[Entries taken from a collection]
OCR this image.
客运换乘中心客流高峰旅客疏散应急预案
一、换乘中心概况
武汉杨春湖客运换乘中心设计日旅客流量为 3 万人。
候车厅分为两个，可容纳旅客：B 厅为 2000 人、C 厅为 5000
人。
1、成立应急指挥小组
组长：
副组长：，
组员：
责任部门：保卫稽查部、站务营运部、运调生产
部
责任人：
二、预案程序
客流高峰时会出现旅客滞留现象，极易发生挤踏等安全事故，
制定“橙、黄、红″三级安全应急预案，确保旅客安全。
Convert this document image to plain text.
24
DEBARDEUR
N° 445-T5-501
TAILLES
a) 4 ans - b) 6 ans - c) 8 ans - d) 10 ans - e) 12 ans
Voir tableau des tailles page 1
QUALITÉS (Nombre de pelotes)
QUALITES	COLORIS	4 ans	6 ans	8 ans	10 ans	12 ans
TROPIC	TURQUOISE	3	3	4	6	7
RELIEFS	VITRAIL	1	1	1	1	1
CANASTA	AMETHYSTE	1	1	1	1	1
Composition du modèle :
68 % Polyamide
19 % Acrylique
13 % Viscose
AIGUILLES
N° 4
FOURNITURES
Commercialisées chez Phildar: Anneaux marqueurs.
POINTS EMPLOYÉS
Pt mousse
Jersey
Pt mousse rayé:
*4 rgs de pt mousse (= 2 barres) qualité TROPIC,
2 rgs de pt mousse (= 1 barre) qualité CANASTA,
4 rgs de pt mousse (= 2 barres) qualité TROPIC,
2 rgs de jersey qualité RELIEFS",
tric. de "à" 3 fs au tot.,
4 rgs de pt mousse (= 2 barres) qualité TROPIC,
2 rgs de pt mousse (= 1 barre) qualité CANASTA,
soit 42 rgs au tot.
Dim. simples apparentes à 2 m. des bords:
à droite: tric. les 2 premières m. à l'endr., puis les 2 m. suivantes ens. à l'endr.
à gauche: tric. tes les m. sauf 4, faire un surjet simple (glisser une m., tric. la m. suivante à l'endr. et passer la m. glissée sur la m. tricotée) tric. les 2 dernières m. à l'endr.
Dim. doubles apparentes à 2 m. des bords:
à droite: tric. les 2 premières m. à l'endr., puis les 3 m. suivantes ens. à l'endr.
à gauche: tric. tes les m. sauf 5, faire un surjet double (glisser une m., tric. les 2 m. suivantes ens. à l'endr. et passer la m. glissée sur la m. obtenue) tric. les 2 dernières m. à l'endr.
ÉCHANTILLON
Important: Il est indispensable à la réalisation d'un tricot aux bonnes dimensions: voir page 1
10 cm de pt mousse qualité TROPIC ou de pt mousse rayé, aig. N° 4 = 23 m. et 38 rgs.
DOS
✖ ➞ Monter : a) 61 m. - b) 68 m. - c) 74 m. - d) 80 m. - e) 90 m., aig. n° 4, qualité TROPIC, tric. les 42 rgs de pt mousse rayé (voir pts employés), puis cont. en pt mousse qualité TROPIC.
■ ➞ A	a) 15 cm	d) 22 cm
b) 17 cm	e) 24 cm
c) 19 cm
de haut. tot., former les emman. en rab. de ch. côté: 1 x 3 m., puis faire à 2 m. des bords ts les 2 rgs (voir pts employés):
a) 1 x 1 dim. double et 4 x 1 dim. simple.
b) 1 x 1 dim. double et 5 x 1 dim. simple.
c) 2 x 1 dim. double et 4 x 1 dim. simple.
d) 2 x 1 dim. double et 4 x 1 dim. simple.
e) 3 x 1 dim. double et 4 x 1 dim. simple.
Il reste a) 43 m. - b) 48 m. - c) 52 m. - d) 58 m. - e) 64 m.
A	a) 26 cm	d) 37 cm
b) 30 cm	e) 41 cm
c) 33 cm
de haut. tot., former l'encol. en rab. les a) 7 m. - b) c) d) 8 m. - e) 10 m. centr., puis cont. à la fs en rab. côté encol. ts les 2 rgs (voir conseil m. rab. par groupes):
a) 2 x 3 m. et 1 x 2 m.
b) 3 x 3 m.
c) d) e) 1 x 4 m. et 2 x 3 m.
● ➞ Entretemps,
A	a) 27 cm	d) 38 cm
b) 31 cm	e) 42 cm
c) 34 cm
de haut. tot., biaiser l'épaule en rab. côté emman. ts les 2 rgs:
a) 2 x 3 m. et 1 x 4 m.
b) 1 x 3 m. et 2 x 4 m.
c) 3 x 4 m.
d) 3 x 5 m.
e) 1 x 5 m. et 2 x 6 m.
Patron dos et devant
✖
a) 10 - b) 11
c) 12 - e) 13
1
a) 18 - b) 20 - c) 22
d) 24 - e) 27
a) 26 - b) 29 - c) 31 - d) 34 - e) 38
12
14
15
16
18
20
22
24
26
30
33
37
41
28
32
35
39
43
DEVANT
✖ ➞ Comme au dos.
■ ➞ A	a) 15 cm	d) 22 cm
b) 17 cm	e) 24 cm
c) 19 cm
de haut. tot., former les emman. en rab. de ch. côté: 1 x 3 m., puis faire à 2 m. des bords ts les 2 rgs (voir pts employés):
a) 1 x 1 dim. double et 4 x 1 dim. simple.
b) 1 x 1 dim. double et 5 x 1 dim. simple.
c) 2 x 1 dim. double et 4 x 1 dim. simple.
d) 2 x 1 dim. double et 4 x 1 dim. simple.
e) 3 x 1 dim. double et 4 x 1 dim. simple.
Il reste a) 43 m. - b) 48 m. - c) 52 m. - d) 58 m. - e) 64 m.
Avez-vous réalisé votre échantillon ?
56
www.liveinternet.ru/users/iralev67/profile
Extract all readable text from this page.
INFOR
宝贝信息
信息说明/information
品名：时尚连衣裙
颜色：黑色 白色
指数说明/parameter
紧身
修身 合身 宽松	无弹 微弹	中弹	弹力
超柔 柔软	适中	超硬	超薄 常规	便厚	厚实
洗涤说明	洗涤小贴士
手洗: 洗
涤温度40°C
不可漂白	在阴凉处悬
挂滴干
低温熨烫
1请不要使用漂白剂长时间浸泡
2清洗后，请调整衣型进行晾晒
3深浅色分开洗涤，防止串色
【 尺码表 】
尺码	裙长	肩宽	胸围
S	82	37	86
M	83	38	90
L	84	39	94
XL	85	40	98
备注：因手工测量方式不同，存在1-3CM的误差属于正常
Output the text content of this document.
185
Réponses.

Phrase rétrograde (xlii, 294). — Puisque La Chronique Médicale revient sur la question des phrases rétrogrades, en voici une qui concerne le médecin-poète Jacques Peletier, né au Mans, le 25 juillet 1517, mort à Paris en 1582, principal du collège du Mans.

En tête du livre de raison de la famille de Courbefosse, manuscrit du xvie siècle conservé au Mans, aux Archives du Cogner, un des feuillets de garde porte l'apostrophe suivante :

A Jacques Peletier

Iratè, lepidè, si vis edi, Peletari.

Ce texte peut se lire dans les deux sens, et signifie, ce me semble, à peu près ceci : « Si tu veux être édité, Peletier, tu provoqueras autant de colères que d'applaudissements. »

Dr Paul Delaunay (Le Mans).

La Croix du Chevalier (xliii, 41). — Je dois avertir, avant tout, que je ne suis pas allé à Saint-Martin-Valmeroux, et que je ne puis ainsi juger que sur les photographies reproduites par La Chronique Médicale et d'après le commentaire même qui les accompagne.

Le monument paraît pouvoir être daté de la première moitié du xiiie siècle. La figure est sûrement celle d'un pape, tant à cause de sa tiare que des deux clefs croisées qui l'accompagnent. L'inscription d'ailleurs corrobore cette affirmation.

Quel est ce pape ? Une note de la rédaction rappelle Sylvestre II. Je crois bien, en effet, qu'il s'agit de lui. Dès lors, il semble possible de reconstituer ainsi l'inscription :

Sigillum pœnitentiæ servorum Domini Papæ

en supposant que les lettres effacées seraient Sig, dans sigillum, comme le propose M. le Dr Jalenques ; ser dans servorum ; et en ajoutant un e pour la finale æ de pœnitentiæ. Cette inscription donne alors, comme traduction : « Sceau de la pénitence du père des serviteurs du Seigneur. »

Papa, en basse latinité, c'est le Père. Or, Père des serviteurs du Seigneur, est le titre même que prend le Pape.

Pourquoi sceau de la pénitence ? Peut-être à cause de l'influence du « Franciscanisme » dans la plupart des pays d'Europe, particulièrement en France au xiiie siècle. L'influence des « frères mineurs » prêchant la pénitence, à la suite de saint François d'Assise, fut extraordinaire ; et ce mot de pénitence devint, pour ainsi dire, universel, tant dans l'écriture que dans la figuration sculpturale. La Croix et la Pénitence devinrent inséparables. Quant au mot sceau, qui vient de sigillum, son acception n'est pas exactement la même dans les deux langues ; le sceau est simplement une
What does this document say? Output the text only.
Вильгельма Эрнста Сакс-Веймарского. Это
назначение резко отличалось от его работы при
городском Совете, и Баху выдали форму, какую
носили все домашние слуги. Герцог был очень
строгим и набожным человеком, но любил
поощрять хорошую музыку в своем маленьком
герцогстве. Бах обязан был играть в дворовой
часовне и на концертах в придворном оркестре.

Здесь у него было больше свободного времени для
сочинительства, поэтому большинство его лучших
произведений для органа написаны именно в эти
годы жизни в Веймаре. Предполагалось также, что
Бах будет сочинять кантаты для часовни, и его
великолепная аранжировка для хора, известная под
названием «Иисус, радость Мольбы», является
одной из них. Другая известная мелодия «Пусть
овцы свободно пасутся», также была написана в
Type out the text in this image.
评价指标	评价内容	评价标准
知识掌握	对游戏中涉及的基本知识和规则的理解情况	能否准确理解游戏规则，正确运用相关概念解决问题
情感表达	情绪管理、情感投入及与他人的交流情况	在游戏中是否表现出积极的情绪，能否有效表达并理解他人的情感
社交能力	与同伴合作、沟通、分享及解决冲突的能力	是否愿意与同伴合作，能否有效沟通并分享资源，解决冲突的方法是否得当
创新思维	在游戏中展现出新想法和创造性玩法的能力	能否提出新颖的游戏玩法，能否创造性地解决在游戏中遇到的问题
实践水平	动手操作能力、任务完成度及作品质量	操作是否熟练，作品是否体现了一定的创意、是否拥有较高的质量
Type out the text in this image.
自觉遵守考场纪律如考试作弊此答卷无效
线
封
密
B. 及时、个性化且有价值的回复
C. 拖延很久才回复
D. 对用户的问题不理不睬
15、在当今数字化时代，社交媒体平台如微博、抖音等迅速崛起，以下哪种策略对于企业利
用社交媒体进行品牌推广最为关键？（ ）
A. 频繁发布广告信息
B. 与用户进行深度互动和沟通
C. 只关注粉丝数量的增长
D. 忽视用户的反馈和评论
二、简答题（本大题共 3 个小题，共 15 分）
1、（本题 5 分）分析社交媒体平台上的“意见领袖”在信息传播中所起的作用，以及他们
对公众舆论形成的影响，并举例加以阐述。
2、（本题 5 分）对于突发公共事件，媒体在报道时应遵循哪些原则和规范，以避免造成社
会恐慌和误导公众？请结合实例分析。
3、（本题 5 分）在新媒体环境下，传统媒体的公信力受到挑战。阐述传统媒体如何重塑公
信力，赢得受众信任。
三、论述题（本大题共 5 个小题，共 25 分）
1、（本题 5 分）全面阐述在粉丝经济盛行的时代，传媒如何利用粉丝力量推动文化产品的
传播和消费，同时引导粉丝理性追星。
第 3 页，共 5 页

- **PROBLEM**: Copy out every line from the records that has the word "TROPIC".

- **SOLUTION TO THIS EXERCISE**:
TROPIC	TURQUOISE	3	3	4	6	7
*4 rgs de pt mousse (= 2 barres) qualité TROPIC,
4 rgs de pt mousse (= 2 barres) qualité TROPIC,
4 rgs de pt mousse (= 2 barres) qualité TROPIC,
10 cm de pt mousse qualité TROPIC ou de pt mousse rayé, aig. N° 4 = 23 m. et 38 rgs.
✖ ➞ Monter : a) 61 m. - b) 68 m. - c) 74 m. - d) 80 m. - e) 90 m., aig. n° 4, qualité TROPIC, tric. les 42 rgs de pt mousse rayé (voir pts employés), puis cont. en pt mousse qualité TROPIC.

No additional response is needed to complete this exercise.